→ REQUEST
Filter out everything except lines holding "πρὸς".

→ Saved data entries

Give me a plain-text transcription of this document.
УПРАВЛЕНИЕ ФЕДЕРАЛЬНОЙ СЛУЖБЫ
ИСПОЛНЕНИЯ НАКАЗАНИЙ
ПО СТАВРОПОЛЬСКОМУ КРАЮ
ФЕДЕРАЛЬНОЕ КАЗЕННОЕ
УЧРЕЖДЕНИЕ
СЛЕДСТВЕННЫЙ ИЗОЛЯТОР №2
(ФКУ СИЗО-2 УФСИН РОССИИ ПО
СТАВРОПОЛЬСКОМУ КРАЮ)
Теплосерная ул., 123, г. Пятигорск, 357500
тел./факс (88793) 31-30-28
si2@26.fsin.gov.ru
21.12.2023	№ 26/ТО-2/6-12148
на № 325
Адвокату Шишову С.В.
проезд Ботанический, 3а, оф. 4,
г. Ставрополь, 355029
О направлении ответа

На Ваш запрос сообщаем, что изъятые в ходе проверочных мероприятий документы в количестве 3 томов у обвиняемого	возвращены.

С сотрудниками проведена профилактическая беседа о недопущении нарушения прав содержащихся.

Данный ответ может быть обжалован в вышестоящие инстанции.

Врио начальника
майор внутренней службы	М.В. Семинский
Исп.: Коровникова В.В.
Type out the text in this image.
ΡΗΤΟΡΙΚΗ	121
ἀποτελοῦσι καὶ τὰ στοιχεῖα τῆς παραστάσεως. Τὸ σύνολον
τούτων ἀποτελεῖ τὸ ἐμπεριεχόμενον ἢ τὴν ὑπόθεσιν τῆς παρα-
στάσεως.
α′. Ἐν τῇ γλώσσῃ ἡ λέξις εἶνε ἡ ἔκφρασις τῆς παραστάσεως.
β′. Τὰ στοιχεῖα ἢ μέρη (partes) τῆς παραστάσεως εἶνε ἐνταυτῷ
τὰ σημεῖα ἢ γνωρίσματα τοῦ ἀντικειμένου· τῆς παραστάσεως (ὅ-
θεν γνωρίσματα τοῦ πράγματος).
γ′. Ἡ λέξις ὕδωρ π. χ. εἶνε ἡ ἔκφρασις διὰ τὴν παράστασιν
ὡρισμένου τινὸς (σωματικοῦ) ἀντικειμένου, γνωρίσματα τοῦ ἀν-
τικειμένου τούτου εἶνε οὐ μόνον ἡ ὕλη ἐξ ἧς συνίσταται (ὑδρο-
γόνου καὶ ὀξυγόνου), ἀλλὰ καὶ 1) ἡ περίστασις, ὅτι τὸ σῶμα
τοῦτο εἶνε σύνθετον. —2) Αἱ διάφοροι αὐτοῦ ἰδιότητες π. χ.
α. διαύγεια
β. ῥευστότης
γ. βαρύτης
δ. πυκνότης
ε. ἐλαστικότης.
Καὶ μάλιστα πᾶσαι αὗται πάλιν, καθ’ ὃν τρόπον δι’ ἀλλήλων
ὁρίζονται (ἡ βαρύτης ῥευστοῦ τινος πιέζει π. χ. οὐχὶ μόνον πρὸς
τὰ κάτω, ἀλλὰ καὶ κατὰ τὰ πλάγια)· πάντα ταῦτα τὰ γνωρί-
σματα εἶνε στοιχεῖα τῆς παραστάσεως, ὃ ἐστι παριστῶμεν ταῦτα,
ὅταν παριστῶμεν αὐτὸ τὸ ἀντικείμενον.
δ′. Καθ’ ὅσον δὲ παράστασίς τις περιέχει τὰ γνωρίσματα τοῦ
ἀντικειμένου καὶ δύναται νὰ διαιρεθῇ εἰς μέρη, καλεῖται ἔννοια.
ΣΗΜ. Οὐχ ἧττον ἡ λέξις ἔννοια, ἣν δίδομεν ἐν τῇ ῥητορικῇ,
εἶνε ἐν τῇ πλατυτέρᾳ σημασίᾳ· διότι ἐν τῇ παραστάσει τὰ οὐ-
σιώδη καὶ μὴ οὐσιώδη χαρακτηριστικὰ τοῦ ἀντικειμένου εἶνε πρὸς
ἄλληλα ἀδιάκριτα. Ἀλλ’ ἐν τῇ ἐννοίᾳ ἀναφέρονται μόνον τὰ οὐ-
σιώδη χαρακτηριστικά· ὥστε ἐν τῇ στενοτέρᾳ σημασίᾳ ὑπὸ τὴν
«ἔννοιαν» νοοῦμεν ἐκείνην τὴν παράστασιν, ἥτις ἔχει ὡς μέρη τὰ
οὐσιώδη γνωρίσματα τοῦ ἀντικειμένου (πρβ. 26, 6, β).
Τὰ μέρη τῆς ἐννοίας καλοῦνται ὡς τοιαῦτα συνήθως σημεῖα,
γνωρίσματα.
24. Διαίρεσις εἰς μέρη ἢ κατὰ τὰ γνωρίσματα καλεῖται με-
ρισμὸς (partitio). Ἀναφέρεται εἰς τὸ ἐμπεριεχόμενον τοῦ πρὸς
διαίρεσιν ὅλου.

→ TASK OUTPUT
ὁρίζονται (ἡ βαρύτης ῥευστοῦ τινος πιέζει π. χ. οὐχὶ μόνον πρὸς
σιώδη καὶ μὴ οὐσιώδη χαρακτηριστικὰ τοῦ ἀντικειμένου εἶνε πρὸς
ρισμὸς (partitio). Ἀναφέρεται εἰς τὸ ἐμπεριεχόμενον τοῦ πρὸς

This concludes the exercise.